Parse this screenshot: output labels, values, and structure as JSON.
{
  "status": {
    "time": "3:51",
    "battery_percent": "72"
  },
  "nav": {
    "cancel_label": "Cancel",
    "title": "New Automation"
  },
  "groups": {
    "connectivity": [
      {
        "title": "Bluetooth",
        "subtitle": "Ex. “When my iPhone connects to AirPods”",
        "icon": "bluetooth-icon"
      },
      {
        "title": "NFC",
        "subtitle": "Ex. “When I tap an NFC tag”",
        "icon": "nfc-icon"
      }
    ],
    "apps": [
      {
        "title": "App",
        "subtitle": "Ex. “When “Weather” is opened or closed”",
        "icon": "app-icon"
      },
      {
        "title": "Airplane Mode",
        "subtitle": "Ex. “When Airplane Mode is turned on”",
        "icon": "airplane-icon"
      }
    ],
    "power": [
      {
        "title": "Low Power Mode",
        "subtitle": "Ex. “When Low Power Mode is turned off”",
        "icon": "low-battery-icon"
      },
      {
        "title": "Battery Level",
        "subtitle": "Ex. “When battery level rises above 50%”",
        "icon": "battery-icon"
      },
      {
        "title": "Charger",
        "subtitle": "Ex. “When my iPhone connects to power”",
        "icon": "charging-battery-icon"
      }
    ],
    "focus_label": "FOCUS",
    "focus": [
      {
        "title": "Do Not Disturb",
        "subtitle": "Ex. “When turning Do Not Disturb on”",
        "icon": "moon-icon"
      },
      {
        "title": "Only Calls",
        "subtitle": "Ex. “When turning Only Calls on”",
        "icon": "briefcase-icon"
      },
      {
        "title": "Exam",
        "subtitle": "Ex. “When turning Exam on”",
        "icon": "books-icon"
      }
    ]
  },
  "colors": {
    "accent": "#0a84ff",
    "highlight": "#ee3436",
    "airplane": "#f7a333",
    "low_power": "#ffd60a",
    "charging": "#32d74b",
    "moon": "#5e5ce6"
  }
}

= What you have to do =
Report only the number of lines in the data above that contain "icon".

= Task result =
10